LeetCode-Ransom Note

Given an arbitrary ransom note string and another string containing letters from all the magazines, write a function that will return true if the ransom note can be constructed from the magazines ; otherwise, it will return false.

Each letter in the magazine string can only be used once in your ransom note.

Note:
You may assume that both strings contain only lowercase letters.

canConstruct("a", "b") -> false
canConstruct("aa", "ab") -> false
canConstruct("aa", "aab") -> true

开26个数组存入magzine字母的数目，每个位置存对应字母的数目；

对ransom字符串来说，每读一个字母，则将对应位置的字母数目减一，如果某个字母数目小于0了，则表明字母不够用，从而返回false；否则返回true。

 

class Solution {
    public boolean canConstruct(String ransomNote, String magazine) {
        int[] charCount = new int[26];
        for(int i=0; i<magazine.length(); i++){
            charCount[magazine.charAt(i) - 'a']++;
        }
        for (int i=0; i< ransomNote.length(); i++){
            charCount[ransomNote.charAt(i)- 'a']--;
            if(charCount[ransomNote.charAt(i)- 'a']<0){
                return false;
            }
        }
        return true;
        
    }
}

 另一种用hashmap的解法：

class Solution {
    public boolean canConstruct(String ransomNote, String magazine) {
        Map<Character, Integer> map = new HashMap();
        for (int i=0; i< magazine.length(); i++){
            char c = magazine.charAt(i);
            if(map.containsKey(c)){
                int value = map.get(c);
                map.put(c, value+1);
            }
            else{
                map.put(c,1);
            }
        }
        for(int i=0; i<ransomNote.length(); i++){
            char c = ransomNote.charAt(i);
            if(!map.containsKey(c)){
                return false;
            }
            else {
                if(map.get(c)== 0){
                    return false;
                }
                else{
                    map.put(c,map.get(c)-1);
                }
                
            }
        }
        return true;
    }
}

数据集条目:
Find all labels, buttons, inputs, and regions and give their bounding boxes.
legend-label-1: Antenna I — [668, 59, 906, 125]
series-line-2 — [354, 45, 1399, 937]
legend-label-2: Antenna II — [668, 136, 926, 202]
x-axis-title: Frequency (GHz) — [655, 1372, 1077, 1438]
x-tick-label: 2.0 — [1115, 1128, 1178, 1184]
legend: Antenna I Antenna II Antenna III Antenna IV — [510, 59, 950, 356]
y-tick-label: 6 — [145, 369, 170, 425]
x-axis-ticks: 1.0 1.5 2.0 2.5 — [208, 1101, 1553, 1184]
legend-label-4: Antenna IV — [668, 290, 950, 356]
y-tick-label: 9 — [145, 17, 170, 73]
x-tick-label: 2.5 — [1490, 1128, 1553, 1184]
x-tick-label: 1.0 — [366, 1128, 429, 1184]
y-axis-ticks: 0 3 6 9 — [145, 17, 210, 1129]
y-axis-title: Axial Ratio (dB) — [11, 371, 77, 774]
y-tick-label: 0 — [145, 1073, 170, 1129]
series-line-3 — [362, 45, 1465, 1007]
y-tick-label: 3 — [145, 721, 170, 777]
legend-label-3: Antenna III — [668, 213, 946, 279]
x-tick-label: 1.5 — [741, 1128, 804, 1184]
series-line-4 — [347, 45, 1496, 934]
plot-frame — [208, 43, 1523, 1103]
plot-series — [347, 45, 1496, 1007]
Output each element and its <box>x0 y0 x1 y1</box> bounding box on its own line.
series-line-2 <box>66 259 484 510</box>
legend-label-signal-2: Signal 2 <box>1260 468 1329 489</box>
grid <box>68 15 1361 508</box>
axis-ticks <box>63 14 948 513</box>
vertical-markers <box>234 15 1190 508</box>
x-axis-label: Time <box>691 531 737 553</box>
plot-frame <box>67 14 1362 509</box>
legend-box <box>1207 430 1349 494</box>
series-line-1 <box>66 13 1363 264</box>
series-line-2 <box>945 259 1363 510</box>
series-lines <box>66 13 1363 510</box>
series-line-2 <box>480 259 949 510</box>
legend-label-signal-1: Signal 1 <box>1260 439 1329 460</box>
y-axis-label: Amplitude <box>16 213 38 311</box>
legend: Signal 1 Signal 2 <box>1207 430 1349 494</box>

→ **问题**
请列出引用文本中所有 canConstruct 调用示例，并写出每个示例的返回值。

→ **最终答案**
canConstruct("a", "b") -> false
canConstruct("aa", "ab") -> false
canConstruct("aa", "aab") -> true